◆ **DIRECTIVE 1**
Translate this sentence from the carbon credits discussion into Spanish: "It depends entirely on how the initial property rights are allocated."
◆ **DIRECTIVE 2**
Pick up the discussion of carbon credits and property rights after its final sentence and write the next part.
___ EXTRACT ___
I wouldn’t be surprised if government exempted itself from paying for carbon credits. So it doesn’t appear anywhere as an expense that costs money. Also, in theory at least, carbon credits are a market-based way to reduce CO2 emissions, and market-based things usually find favor with the DOGE crowd.

It is an “unnecessary regulation” - that is the cost. It forces business to reduce their carbon footprint - increasing costs for those business and it creates inefficiencies in the free market.

Hawkwin
Flexing his libertarian roots.

What is the traditional libertarian solution to garbage? People who create garbage, discard it on their own property, but it seeps into the property of all their neighbors? I suspect that the libertarian solution is for that property owner to pay the adjoining property owners the costs imposed (or the equivalent value of) that damage.

There’s not really a “libertarian” answer to that question. It depends entirely on how the initial property rights are allocated. If your property interest means that you have a right to be free from garbage seeping over, then the owner storing garbage has to pay you if they want to seep. But if your property interest doesn’t include the right to be free from that externality, then you have to pay them if you want them to stop seeping into your property.
___ DATA EXCERPTS ___
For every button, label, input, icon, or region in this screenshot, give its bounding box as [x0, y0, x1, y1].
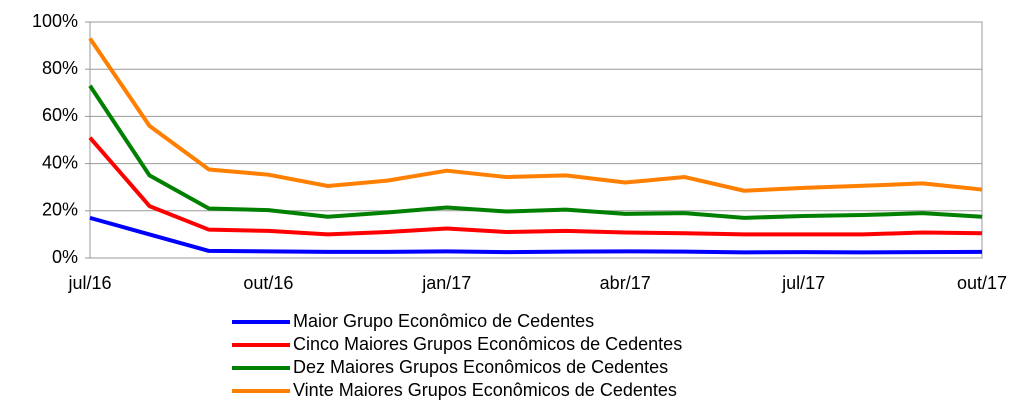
x-tick-label: out/16	[243, 273, 293, 293]
y-tick-label: 20%	[42, 200, 78, 220]
x-tick-label: jul/16	[67, 273, 111, 293]
x-tick-label: jul/17	[781, 273, 825, 293]
x-tick-label: abr/17	[600, 273, 651, 293]
y-tick-label: 100%	[32, 11, 78, 31]
series-line	[88, 84, 983, 220]
legend-label: Dez Maiores Grupos Econômicos de Cedente…	[293, 357, 668, 377]
legend-label: Vinte Maiores Grupos Econômicos de Ceden…	[293, 380, 677, 400]
y-tick-label: 80%	[42, 58, 78, 78]
y-tick-label: 0%	[52, 247, 78, 267]
series-line	[88, 136, 983, 237]
series-line	[89, 215, 983, 255]
legend-label: Maior Grupo Econômico de Cedentes	[293, 311, 594, 331]
x-tick-label: jan/17	[421, 273, 471, 293]
series-line	[88, 37, 983, 193]
legend-label: Cinco Maiores Grupos Econômicos de Ceden…	[293, 334, 682, 354]
plot-frame	[89, 21, 983, 259]
y-tick-label: 40%	[42, 152, 78, 172]
y-tick-label: 60%	[42, 105, 78, 125]
x-tick-label: out/17	[957, 273, 1007, 293]
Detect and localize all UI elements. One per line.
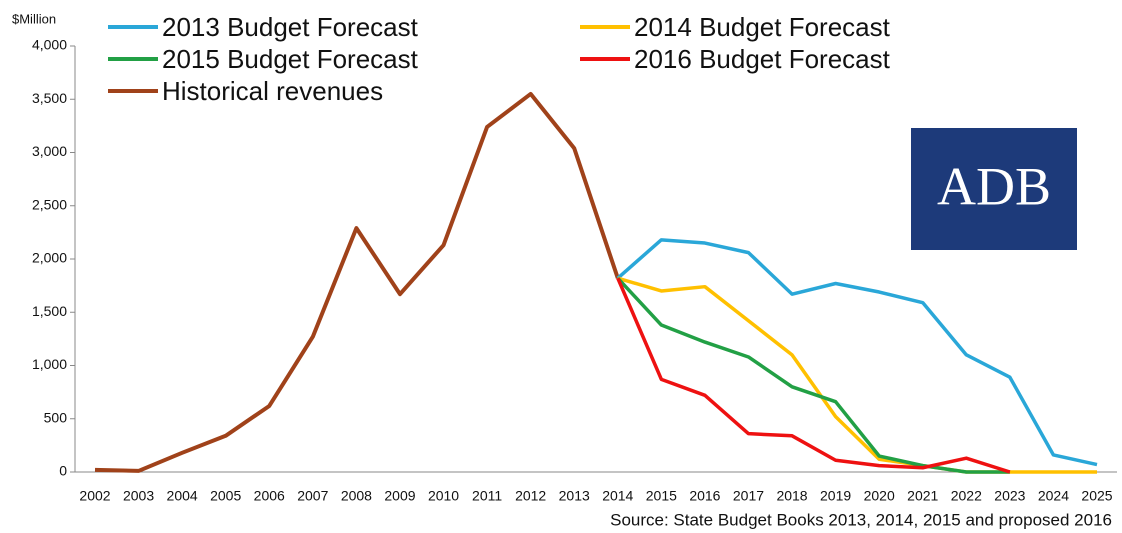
series-line <box>616 238 1098 467</box>
series-line <box>616 276 1010 474</box>
y-tick-label: 3,000 <box>32 143 67 159</box>
y-tick-label: 1,000 <box>32 356 67 372</box>
x-tick-label: 2013 <box>559 488 590 504</box>
y-tick-label: 3,500 <box>32 90 67 106</box>
x-tick-label: 2008 <box>341 488 372 504</box>
x-tick-label: 2020 <box>864 488 895 504</box>
y-axis-label: $Million <box>12 11 56 26</box>
source-note: Source: State Budget Books 2013, 2014, 2… <box>610 510 1112 529</box>
series-line <box>617 276 1097 474</box>
legend-label: 2014 Budget Forecast <box>634 12 891 42</box>
y-tick-label: 500 <box>44 409 68 425</box>
x-tick-label: 2002 <box>79 488 110 504</box>
x-tick-label: 2014 <box>602 488 633 504</box>
y-tick-label: 1,500 <box>32 303 67 319</box>
x-tick-label: 2019 <box>820 488 851 504</box>
legend-label: Historical revenues <box>162 76 383 106</box>
x-tick-label: 2007 <box>297 488 328 504</box>
x-tick-label: 2016 <box>689 488 720 504</box>
series-line <box>616 277 1011 474</box>
x-tick-label: 2003 <box>123 488 154 504</box>
legend-label: 2013 Budget Forecast <box>162 12 419 42</box>
series-line <box>94 91 620 473</box>
x-tick-label: 2005 <box>210 488 241 504</box>
y-tick-label: 0 <box>59 463 67 479</box>
x-tick-label: 2021 <box>907 488 938 504</box>
x-tick-label: 2010 <box>428 488 459 504</box>
x-tick-label: 2018 <box>776 488 807 504</box>
legend-label: 2016 Budget Forecast <box>634 44 891 74</box>
x-tick-label: 2022 <box>951 488 982 504</box>
x-tick-label: 2004 <box>167 488 198 504</box>
x-tick-label: 2024 <box>1038 488 1069 504</box>
x-tick-label: 2017 <box>733 488 764 504</box>
x-tick-label: 2025 <box>1081 488 1112 504</box>
x-tick-label: 2012 <box>515 488 546 504</box>
logo-text: ADB <box>937 156 1051 216</box>
x-tick-label: 2009 <box>384 488 415 504</box>
x-tick-label: 2006 <box>254 488 285 504</box>
logo-box <box>911 128 1077 250</box>
x-tick-label: 2011 <box>472 488 502 504</box>
y-tick-label: 2,500 <box>32 196 67 212</box>
x-tick-label: 2015 <box>646 488 677 504</box>
y-tick-label: 4,000 <box>32 37 67 53</box>
x-tick-label: 2023 <box>994 488 1025 504</box>
y-tick-label: 2,000 <box>32 250 67 266</box>
legend-label: 2015 Budget Forecast <box>162 44 419 74</box>
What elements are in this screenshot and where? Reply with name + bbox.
___
◆ **TASK ANSWER 1**
Depende por completo de cómo se asignen inicialmente los derechos de propiedad.

◆ **TASK ANSWER 2**
Libertarian thought talks a lot about the superiority of allowing the parties to reach the “right” outcome through their bargaining, rather than command and control regulation. But I think I don’t think it has a coherent and universal definition what rights inhere in ownership of real property that governs the initial allocation.

Very famous principle in economics - the Coase Theorem - says that if property interests are well-defined and market transactions have low friction, you’ll get to the efficient outcome regardless of who gets assigned the initial property rights. Libertarians love assuming those conditions are met, so it doesn’t much matter how those initial property interests are assigned.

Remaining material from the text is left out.